*Objective*: Tally the lines of the data that include the word "atom" and state the total, nothing else.

── Given entries

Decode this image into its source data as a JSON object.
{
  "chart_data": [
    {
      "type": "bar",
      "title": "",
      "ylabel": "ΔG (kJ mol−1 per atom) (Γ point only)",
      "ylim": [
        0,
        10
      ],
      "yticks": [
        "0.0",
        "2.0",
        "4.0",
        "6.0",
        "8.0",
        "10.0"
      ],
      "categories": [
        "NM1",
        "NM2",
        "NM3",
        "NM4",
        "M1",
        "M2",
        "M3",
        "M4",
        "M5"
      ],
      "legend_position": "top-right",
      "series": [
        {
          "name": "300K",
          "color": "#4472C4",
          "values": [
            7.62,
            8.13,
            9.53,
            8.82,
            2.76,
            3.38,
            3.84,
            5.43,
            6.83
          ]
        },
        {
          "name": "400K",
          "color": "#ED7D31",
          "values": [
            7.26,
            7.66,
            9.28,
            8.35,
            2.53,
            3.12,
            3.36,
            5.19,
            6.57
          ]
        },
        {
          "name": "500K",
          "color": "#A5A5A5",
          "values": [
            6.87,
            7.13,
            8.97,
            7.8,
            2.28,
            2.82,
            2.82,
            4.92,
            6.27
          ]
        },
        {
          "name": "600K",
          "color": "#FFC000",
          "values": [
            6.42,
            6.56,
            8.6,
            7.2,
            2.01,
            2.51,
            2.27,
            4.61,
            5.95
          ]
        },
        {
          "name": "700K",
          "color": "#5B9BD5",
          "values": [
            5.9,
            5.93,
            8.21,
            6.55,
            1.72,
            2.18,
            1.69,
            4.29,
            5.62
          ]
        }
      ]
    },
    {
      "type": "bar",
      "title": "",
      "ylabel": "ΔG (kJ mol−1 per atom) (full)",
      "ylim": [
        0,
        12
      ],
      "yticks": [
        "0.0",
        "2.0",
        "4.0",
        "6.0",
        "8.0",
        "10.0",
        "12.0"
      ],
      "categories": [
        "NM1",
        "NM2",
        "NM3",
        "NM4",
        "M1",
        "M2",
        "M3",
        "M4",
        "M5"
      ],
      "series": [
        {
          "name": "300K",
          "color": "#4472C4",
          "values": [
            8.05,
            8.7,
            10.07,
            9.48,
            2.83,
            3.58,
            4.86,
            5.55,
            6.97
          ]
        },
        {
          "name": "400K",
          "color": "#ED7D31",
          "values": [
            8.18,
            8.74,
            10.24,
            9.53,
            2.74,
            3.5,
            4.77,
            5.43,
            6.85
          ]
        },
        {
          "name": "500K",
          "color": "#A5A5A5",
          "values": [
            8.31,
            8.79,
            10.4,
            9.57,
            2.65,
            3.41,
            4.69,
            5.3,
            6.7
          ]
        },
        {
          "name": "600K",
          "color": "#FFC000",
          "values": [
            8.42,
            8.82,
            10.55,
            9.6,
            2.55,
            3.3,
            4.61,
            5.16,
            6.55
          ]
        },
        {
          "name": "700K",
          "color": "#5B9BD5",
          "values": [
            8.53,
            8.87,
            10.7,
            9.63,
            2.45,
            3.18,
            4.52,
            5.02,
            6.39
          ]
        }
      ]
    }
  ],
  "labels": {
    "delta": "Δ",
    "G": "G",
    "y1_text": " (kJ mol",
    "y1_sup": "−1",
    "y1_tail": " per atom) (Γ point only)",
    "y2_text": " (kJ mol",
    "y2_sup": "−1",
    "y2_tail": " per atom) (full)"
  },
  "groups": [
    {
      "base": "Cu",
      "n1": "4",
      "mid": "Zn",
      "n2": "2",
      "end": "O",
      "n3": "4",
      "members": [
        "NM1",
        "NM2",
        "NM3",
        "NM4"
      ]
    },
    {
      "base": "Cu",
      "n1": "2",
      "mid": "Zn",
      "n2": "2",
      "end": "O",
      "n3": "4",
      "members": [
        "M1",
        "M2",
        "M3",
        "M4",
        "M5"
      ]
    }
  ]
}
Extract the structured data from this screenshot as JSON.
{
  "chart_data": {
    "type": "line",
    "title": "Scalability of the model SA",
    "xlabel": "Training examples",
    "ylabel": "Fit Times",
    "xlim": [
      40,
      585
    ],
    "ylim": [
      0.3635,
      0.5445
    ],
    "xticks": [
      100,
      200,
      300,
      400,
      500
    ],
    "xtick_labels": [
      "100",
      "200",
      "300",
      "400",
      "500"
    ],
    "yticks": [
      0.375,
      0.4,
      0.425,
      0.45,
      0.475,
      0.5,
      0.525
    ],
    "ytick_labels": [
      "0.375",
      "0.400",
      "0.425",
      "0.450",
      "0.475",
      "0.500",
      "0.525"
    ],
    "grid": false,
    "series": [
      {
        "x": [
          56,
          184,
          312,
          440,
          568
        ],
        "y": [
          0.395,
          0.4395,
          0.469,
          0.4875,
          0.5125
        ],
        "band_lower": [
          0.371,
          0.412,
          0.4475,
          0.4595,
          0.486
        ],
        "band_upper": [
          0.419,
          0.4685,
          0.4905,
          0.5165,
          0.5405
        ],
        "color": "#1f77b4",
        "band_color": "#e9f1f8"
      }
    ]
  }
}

────

*Complete answer*: 4